__Stated task__.
Copy every line of the data that contains the string "ages".

[Records from a data source]
--------

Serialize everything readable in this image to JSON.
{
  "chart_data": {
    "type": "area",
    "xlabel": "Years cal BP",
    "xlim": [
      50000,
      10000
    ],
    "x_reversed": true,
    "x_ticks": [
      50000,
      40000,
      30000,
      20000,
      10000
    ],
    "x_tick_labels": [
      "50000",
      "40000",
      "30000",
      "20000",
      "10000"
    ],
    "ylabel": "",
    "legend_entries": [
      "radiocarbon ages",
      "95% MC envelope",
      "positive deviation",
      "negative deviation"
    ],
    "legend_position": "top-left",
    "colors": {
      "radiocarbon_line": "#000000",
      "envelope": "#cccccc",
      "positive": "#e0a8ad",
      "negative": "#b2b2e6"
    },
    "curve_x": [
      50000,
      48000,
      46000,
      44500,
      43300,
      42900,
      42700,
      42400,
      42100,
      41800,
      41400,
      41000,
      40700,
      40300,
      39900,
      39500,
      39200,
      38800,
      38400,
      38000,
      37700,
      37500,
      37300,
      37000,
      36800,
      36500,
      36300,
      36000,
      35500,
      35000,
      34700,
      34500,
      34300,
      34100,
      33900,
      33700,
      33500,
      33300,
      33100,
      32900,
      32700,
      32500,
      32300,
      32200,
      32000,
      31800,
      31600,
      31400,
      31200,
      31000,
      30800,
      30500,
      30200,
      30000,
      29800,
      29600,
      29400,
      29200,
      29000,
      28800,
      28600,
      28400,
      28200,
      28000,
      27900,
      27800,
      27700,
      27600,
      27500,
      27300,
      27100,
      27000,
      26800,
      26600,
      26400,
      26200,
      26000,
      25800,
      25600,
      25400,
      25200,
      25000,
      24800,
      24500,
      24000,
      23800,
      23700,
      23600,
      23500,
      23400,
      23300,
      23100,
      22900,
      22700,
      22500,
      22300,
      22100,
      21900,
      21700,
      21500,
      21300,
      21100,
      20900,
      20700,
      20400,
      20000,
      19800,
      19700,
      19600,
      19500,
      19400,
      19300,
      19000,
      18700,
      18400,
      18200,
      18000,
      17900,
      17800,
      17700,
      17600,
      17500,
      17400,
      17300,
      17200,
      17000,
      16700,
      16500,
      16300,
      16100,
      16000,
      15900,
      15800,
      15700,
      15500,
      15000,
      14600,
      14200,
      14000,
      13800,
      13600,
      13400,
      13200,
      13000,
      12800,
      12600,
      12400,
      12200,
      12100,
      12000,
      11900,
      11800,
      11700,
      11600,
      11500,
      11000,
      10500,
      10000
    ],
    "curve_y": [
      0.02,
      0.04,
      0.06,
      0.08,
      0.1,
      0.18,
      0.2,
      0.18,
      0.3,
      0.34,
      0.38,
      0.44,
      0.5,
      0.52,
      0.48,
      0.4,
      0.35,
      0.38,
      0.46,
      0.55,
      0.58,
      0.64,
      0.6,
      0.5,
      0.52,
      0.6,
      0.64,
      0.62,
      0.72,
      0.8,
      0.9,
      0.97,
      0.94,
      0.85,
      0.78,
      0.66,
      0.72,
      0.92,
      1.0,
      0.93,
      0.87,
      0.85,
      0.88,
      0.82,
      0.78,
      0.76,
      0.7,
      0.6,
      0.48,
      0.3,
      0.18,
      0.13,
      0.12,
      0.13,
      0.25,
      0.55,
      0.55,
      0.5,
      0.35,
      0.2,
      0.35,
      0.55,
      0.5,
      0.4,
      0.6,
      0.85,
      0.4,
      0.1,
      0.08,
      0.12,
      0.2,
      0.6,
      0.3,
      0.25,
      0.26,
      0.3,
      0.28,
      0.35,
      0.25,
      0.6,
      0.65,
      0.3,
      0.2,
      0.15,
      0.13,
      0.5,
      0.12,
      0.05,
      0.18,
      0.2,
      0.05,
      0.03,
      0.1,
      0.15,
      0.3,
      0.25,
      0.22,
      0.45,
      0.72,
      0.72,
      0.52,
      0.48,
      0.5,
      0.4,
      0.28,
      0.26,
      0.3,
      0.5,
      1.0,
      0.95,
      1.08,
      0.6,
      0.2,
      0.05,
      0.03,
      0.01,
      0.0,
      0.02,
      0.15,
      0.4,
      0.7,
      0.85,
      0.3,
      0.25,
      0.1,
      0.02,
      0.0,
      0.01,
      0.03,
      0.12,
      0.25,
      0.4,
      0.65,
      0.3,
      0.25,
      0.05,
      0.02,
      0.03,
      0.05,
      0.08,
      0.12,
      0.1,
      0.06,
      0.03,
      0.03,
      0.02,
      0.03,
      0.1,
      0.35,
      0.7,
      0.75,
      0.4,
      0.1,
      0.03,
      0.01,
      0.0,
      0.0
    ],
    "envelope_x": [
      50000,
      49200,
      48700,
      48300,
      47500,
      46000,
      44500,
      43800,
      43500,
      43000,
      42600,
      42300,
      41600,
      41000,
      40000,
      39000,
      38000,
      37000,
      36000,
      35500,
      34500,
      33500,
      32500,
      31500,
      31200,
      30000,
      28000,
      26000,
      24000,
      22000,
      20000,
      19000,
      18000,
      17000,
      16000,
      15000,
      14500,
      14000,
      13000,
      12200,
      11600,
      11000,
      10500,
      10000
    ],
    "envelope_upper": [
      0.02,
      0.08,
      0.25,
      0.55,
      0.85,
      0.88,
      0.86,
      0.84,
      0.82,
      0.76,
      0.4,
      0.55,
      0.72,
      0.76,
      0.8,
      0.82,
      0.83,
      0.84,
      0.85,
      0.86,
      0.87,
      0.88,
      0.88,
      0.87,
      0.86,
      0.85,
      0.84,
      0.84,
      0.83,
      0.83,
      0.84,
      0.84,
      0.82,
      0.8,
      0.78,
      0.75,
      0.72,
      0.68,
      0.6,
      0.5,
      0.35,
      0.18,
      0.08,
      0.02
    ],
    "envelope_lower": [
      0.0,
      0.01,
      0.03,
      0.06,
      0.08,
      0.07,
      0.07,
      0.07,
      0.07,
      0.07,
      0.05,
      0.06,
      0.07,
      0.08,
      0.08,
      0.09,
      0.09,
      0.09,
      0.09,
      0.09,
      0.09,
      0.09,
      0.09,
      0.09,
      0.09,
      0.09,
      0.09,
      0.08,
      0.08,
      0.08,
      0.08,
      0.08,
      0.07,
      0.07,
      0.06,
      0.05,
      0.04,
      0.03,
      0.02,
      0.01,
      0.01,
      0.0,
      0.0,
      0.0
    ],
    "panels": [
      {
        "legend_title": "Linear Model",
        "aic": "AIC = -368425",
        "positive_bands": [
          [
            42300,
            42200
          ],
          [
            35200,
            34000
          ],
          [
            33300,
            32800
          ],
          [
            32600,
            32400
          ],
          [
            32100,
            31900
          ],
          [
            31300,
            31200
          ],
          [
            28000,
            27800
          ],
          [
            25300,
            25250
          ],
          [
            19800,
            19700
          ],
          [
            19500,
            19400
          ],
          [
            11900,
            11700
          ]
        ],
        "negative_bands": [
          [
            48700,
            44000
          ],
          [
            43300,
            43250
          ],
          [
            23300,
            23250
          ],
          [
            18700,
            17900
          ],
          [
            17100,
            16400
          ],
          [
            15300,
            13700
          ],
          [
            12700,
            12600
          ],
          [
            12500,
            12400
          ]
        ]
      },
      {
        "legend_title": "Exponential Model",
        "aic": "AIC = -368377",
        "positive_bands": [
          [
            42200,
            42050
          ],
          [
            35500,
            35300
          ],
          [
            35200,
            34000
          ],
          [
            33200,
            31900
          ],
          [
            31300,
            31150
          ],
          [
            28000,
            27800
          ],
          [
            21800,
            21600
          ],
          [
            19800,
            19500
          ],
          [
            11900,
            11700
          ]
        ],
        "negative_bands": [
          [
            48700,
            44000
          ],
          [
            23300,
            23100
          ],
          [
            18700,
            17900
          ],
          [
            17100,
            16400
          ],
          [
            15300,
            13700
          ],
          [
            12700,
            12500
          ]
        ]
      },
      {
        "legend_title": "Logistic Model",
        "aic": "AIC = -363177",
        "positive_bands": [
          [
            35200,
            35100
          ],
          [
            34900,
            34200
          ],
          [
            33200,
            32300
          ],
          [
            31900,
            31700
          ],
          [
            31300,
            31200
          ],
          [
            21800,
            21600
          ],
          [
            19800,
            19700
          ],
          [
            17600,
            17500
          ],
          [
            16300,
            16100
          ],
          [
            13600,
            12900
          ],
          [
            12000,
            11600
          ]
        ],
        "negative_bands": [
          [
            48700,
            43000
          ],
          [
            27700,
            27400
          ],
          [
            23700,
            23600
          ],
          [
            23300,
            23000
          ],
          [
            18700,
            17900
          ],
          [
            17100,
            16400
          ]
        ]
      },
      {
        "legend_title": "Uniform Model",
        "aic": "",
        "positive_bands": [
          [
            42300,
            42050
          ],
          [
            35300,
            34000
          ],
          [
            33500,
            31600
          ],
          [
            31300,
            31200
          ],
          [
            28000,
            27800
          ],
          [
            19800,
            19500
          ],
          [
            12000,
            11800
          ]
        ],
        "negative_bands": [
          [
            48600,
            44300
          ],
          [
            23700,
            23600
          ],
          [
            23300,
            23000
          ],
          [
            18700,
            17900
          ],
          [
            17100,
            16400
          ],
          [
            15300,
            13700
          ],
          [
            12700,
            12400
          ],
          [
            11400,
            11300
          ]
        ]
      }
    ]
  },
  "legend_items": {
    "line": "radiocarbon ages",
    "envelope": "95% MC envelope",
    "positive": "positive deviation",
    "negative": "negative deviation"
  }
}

--------

__Expected output__.
      "radiocarbon ages",
    "line": "radiocarbon ages",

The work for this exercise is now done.